■ **Exercise instructions**: List each line of the data in which the string "title" appears.

■ **Information shown**:
----------
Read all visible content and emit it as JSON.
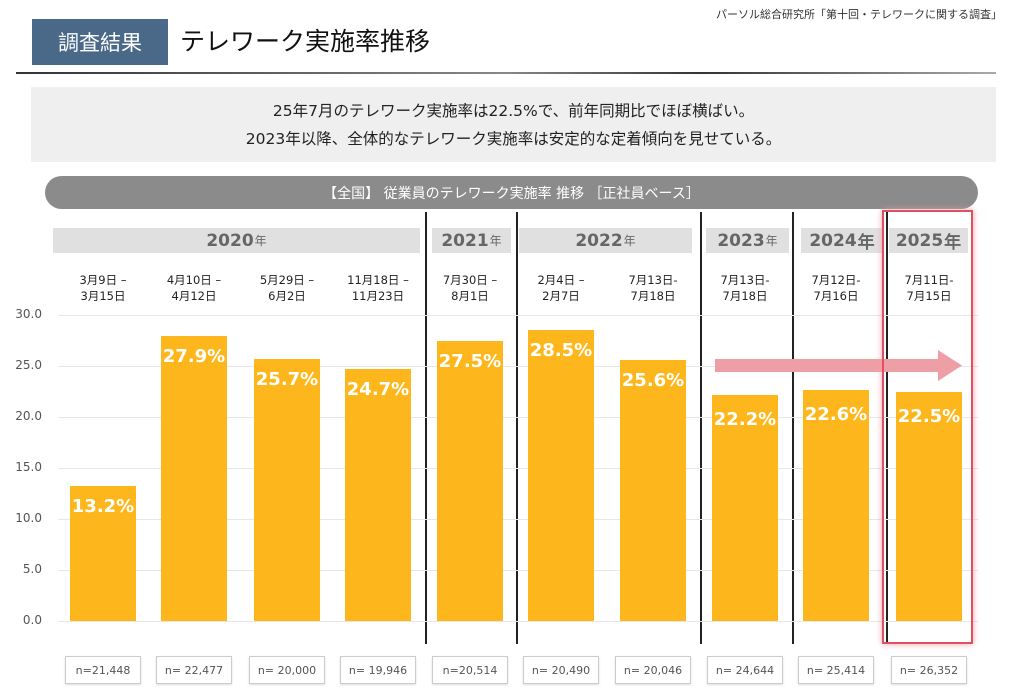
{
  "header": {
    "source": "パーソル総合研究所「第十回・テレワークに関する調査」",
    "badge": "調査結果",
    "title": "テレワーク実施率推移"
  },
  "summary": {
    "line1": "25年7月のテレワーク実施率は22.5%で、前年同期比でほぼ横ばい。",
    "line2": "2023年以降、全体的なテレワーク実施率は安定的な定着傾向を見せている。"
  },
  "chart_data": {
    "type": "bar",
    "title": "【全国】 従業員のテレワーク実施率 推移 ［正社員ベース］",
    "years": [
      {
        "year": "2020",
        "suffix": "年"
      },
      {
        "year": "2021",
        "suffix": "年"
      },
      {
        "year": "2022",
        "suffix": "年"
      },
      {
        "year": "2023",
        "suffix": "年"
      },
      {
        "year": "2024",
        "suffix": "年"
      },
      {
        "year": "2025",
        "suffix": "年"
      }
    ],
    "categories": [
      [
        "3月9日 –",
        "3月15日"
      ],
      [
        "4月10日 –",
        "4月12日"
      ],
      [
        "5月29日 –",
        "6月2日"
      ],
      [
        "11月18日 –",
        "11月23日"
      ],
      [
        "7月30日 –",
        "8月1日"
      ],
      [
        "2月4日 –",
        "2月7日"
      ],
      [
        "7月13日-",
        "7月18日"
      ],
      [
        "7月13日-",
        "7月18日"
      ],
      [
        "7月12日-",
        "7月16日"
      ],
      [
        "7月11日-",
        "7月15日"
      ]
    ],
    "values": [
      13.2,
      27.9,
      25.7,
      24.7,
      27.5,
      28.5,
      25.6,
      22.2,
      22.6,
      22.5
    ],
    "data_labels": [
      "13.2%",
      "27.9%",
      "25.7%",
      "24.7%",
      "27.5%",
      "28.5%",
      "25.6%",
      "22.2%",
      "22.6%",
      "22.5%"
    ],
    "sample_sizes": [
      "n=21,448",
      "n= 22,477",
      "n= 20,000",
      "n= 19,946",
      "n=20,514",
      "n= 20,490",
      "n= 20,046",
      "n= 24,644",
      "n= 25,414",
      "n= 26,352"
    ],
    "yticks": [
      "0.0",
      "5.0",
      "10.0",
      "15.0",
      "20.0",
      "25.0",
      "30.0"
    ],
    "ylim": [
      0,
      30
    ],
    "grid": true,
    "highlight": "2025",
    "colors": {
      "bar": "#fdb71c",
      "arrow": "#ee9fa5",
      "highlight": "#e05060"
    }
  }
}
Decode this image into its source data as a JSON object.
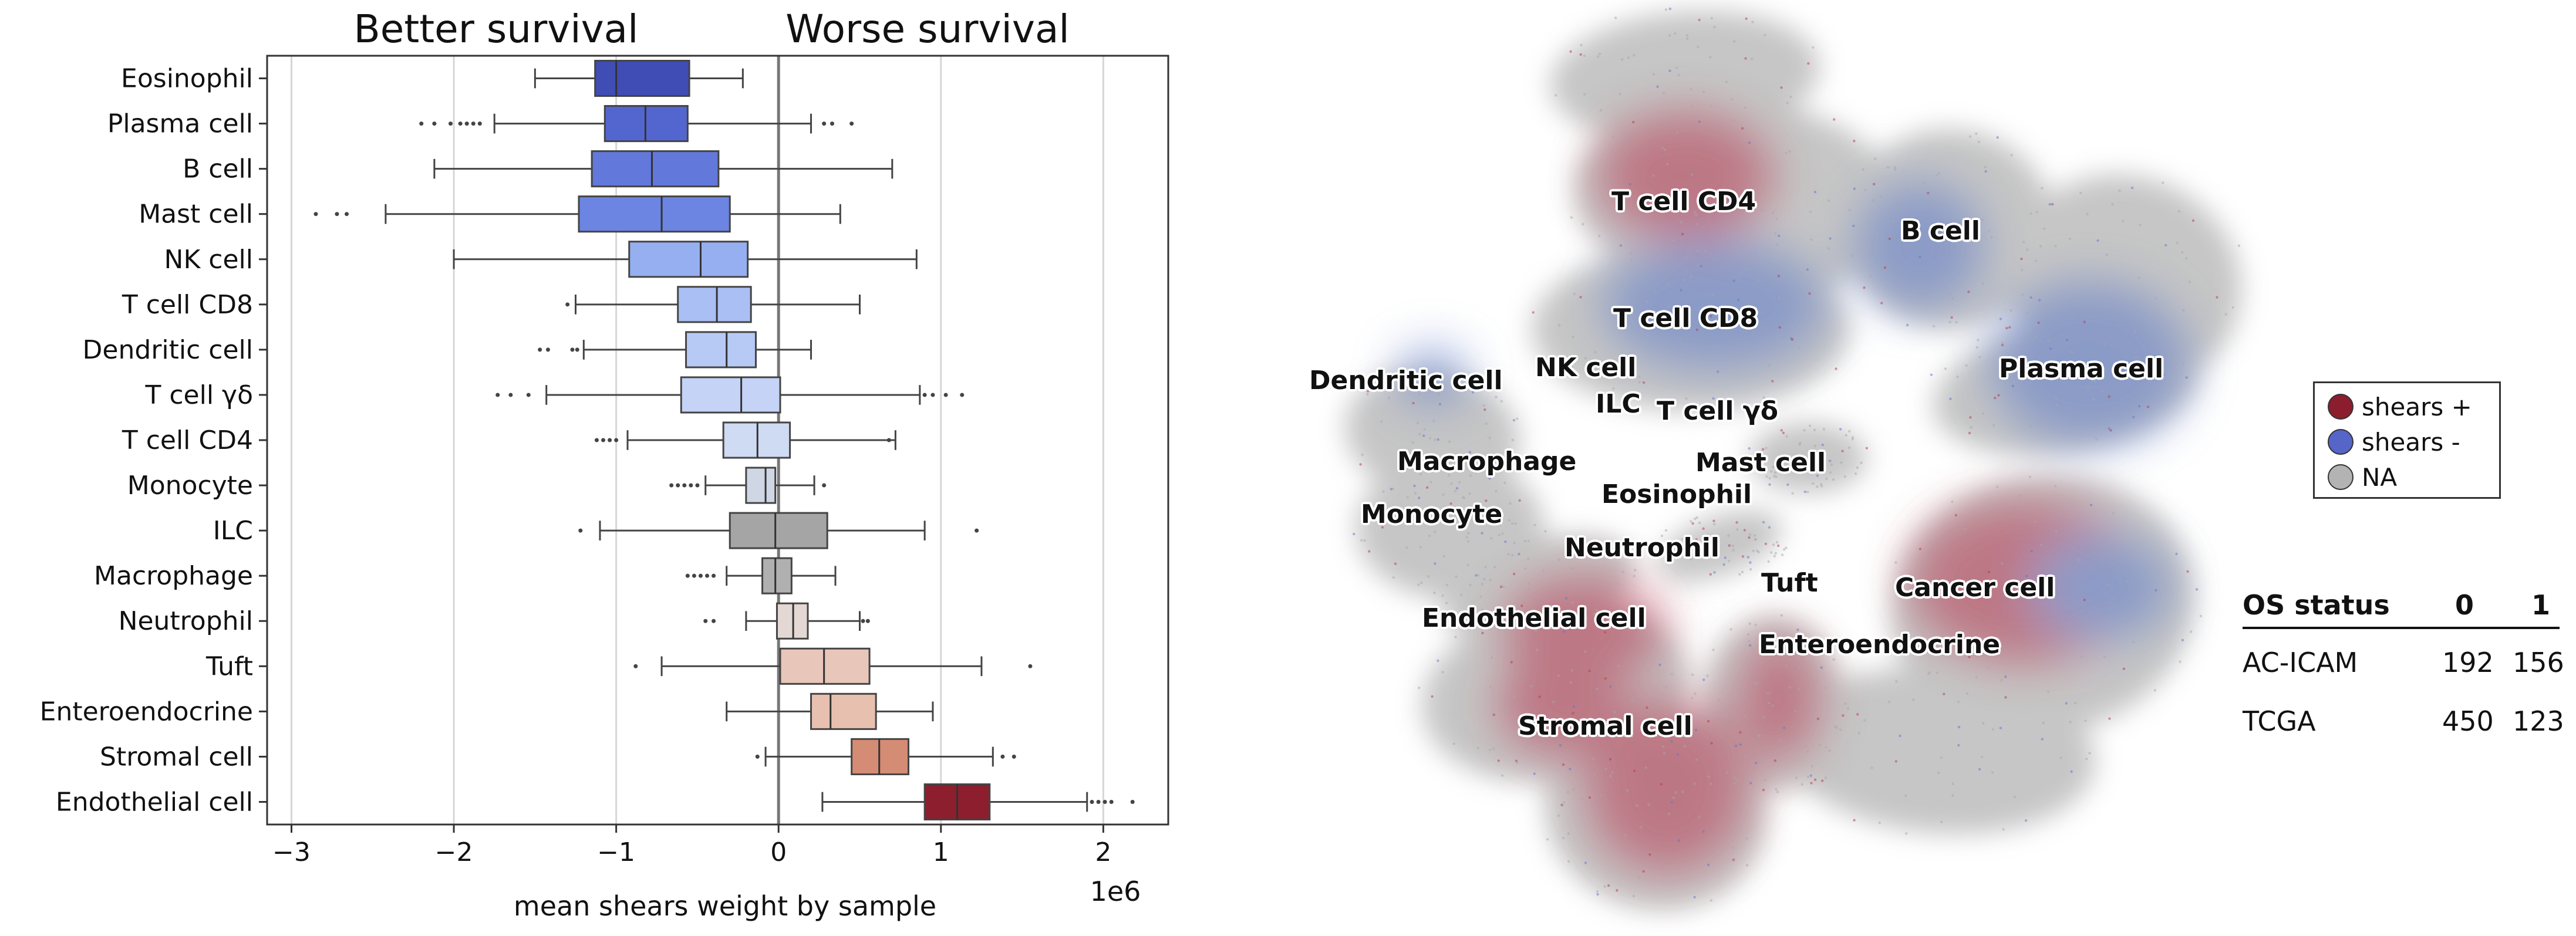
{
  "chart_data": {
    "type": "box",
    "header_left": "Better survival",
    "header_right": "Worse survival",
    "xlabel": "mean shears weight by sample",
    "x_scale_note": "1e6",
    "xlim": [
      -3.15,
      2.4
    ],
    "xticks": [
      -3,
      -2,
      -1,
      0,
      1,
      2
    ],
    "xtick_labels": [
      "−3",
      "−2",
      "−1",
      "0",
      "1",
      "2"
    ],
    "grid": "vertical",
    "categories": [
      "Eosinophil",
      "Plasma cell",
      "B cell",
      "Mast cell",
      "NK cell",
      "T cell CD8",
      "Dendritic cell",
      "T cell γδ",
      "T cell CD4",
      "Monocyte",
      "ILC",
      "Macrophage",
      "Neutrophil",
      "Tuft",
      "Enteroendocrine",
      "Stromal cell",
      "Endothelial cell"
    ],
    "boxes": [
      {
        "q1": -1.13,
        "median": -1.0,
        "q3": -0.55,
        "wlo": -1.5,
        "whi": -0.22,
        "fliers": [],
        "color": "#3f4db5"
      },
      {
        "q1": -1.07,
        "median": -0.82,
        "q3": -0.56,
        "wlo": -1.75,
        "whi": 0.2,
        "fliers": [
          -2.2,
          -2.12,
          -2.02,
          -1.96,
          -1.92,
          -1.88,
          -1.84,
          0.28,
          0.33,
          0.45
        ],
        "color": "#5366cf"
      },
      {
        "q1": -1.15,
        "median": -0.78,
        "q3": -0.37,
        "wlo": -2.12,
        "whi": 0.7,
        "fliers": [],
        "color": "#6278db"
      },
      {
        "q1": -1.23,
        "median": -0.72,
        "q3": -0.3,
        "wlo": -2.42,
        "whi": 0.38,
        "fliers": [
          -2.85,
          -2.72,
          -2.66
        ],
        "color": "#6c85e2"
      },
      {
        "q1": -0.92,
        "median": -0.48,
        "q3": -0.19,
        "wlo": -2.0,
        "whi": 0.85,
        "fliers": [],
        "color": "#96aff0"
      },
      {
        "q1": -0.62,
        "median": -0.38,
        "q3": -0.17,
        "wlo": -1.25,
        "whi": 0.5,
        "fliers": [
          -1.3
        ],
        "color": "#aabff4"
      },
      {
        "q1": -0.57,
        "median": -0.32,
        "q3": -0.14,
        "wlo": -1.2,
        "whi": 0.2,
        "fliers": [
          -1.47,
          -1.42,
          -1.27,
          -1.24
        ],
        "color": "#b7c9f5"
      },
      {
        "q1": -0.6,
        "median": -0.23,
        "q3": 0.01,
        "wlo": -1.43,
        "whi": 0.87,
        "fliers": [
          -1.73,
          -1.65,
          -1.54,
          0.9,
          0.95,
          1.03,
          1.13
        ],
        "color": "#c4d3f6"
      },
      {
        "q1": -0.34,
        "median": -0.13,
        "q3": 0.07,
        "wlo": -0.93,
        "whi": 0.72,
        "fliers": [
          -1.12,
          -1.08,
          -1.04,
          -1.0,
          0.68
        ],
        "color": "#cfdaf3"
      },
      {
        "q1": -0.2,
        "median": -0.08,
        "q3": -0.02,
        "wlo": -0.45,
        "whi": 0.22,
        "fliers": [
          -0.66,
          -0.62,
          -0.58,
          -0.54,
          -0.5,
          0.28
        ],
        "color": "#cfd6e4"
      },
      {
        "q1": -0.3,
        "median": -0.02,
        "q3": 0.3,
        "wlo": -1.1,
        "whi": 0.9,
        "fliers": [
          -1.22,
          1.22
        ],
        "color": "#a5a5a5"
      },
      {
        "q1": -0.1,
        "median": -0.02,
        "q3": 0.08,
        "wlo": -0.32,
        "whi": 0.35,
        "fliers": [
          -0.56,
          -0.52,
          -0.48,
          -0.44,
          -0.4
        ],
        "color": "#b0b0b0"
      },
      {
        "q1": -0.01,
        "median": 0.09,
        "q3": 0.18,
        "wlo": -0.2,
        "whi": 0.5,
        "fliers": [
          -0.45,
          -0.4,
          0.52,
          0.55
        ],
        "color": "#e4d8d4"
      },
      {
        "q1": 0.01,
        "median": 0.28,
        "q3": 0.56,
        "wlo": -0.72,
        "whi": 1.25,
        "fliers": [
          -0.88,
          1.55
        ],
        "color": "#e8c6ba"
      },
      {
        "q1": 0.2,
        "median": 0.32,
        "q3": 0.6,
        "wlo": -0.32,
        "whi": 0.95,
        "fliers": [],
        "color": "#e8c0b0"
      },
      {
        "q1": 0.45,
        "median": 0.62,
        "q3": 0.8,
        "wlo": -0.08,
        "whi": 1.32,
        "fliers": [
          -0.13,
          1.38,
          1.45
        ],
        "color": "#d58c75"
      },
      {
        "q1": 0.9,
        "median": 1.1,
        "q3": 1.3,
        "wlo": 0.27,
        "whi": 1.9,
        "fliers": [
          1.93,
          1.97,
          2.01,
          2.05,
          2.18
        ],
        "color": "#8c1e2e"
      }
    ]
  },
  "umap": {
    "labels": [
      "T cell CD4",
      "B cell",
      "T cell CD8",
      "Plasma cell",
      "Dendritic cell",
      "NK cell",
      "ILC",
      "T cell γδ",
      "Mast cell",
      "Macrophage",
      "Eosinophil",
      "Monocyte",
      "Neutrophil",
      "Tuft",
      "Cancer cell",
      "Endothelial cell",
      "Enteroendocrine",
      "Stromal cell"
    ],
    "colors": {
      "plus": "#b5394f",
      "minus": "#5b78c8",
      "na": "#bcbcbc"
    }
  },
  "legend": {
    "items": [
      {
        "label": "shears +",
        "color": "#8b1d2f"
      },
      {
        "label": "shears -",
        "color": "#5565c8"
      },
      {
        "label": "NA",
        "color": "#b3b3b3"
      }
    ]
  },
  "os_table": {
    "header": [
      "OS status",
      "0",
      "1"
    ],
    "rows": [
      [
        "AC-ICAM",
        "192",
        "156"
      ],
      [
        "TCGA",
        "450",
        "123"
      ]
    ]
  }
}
----------
■ **Worked answer**:
    "title": "テレワーク実施率推移"
    "title": "【全国】 従業員のテレワーク実施率 推移 ［正社員ベース］",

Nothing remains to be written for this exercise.